■ **Exercise**
All the data should be repeated exactly. Any image in it is left out.

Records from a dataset
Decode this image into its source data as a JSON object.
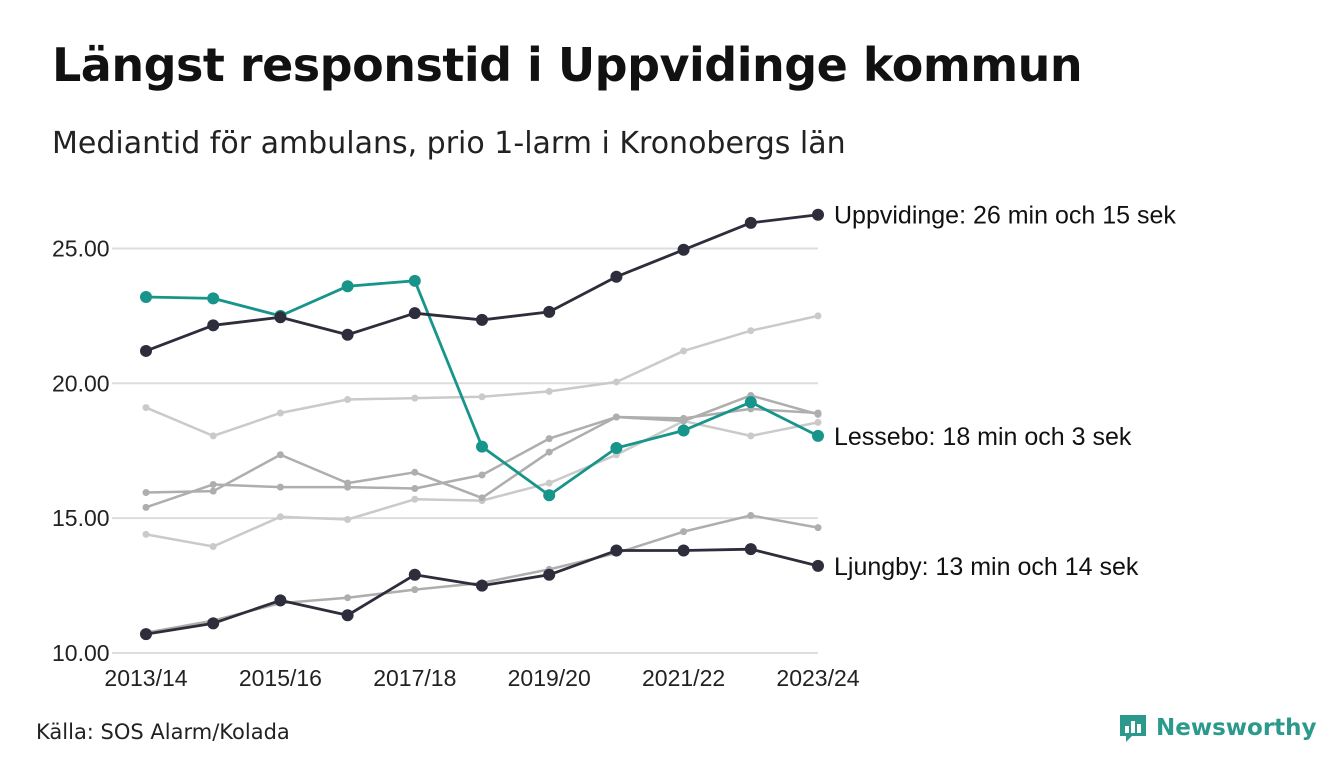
{
  "header": {
    "title": "Längst responstid i Uppvidinge kommun",
    "subtitle": "Mediantid för ambulans, prio 1-larm i Kronobergs län"
  },
  "footer": {
    "source": "Källa: SOS Alarm/Kolada",
    "brand": "Newsworthy",
    "brand_icon": "newsworthy-logo-icon"
  },
  "colors": {
    "highlight_dark": "#2d2d3b",
    "highlight_teal": "#17958a",
    "other_light": "#cacaca",
    "other_mid": "#aeaeae",
    "grid": "#dddddd"
  },
  "chart_data": {
    "type": "line",
    "categories": [
      "2013/14",
      "2014/15",
      "2015/16",
      "2016/17",
      "2017/18",
      "2018/19",
      "2019/20",
      "2020/21",
      "2021/22",
      "2022/23",
      "2023/24"
    ],
    "tick_labels": [
      "2013/14",
      "2015/16",
      "2017/18",
      "2019/20",
      "2021/22",
      "2023/24"
    ],
    "y_ticks": [
      "10.00",
      "15.00",
      "20.00",
      "25.00"
    ],
    "ylim": [
      10,
      26.5
    ],
    "grid": true,
    "series": [
      {
        "values": [
          19.1,
          18.05,
          18.9,
          19.4,
          19.45,
          19.5,
          19.7,
          20.05,
          21.2,
          21.95,
          22.5
        ],
        "style": "light"
      },
      {
        "values": [
          14.4,
          13.95,
          15.05,
          14.95,
          15.7,
          15.65,
          16.3,
          17.35,
          18.6,
          18.05,
          18.55
        ],
        "style": "light"
      },
      {
        "values": [
          15.95,
          16.0,
          17.35,
          16.3,
          16.7,
          15.75,
          17.45,
          18.75,
          18.6,
          19.55,
          18.85
        ],
        "style": "mid"
      },
      {
        "values": [
          15.4,
          16.25,
          16.15,
          16.15,
          16.1,
          16.6,
          17.95,
          18.75,
          18.7,
          19.05,
          18.9
        ],
        "style": "mid"
      },
      {
        "values": [
          10.75,
          11.2,
          11.85,
          12.05,
          12.35,
          12.6,
          13.1,
          13.7,
          14.5,
          15.1,
          14.65
        ],
        "style": "mid"
      },
      {
        "name": "Ljungby",
        "label": "Ljungby: 13 min och 14 sek",
        "values": [
          10.7,
          11.1,
          11.95,
          11.4,
          12.9,
          12.5,
          12.9,
          13.8,
          13.8,
          13.85,
          13.23
        ],
        "style": "dark"
      },
      {
        "name": "Lessebo",
        "label": "Lessebo: 18 min och 3 sek",
        "values": [
          23.2,
          23.15,
          22.5,
          23.6,
          23.8,
          17.65,
          15.85,
          17.6,
          18.25,
          19.3,
          18.05
        ],
        "style": "teal"
      },
      {
        "name": "Uppvidinge",
        "label": "Uppvidinge: 26 min och 15 sek",
        "values": [
          21.2,
          22.15,
          22.45,
          21.8,
          22.6,
          22.35,
          22.65,
          23.95,
          24.95,
          25.95,
          26.25
        ],
        "style": "dark"
      }
    ]
  }
}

■ **Problem solution**
Decode this image into its source data as a JSON object.
{
  "header": {
    "title": "Längst responstid i Uppvidinge kommun",
    "subtitle": "Mediantid för ambulans, prio 1-larm i Kronobergs län"
  },
  "footer": {
    "source": "Källa: SOS Alarm/Kolada",
    "brand": "Newsworthy",
    "brand_icon": "newsworthy-logo-icon"
  },
  "colors": {
    "highlight_dark": "#2d2d3b",
    "highlight_teal": "#17958a",
    "other_light": "#cacaca",
    "other_mid": "#aeaeae",
    "grid": "#dddddd"
  },
  "chart_data": {
    "type": "line",
    "categories": [
      "2013/14",
      "2014/15",
      "2015/16",
      "2016/17",
      "2017/18",
      "2018/19",
      "2019/20",
      "2020/21",
      "2021/22",
      "2022/23",
      "2023/24"
    ],
    "tick_labels": [
      "2013/14",
      "2015/16",
      "2017/18",
      "2019/20",
      "2021/22",
      "2023/24"
    ],
    "y_ticks": [
      "10.00",
      "15.00",
      "20.00",
      "25.00"
    ],
    "ylim": [
      10,
      26.5
    ],
    "grid": true,
    "series": [
      {
        "values": [
          19.1,
          18.05,
          18.9,
          19.4,
          19.45,
          19.5,
          19.7,
          20.05,
          21.2,
          21.95,
          22.5
        ],
        "style": "light"
      },
      {
        "values": [
          14.4,
          13.95,
          15.05,
          14.95,
          15.7,
          15.65,
          16.3,
          17.35,
          18.6,
          18.05,
          18.55
        ],
        "style": "light"
      },
      {
        "values": [
          15.95,
          16.0,
          17.35,
          16.3,
          16.7,
          15.75,
          17.45,
          18.75,
          18.6,
          19.55,
          18.85
        ],
        "style": "mid"
      },
      {
        "values": [
          15.4,
          16.25,
          16.15,
          16.15,
          16.1,
          16.6,
          17.95,
          18.75,
          18.7,
          19.05,
          18.9
        ],
        "style": "mid"
      },
      {
        "values": [
          10.75,
          11.2,
          11.85,
          12.05,
          12.35,
          12.6,
          13.1,
          13.7,
          14.5,
          15.1,
          14.65
        ],
        "style": "mid"
      },
      {
        "name": "Ljungby",
        "label": "Ljungby: 13 min och 14 sek",
        "values": [
          10.7,
          11.1,
          11.95,
          11.4,
          12.9,
          12.5,
          12.9,
          13.8,
          13.8,
          13.85,
          13.23
        ],
        "style": "dark"
      },
      {
        "name": "Lessebo",
        "label": "Lessebo: 18 min och 3 sek",
        "values": [
          23.2,
          23.15,
          22.5,
          23.6,
          23.8,
          17.65,
          15.85,
          17.6,
          18.25,
          19.3,
          18.05
        ],
        "style": "teal"
      },
      {
        "name": "Uppvidinge",
        "label": "Uppvidinge: 26 min och 15 sek",
        "values": [
          21.2,
          22.15,
          22.45,
          21.8,
          22.6,
          22.35,
          22.65,
          23.95,
          24.95,
          25.95,
          26.25
        ],
        "style": "dark"
      }
    ]
  }
}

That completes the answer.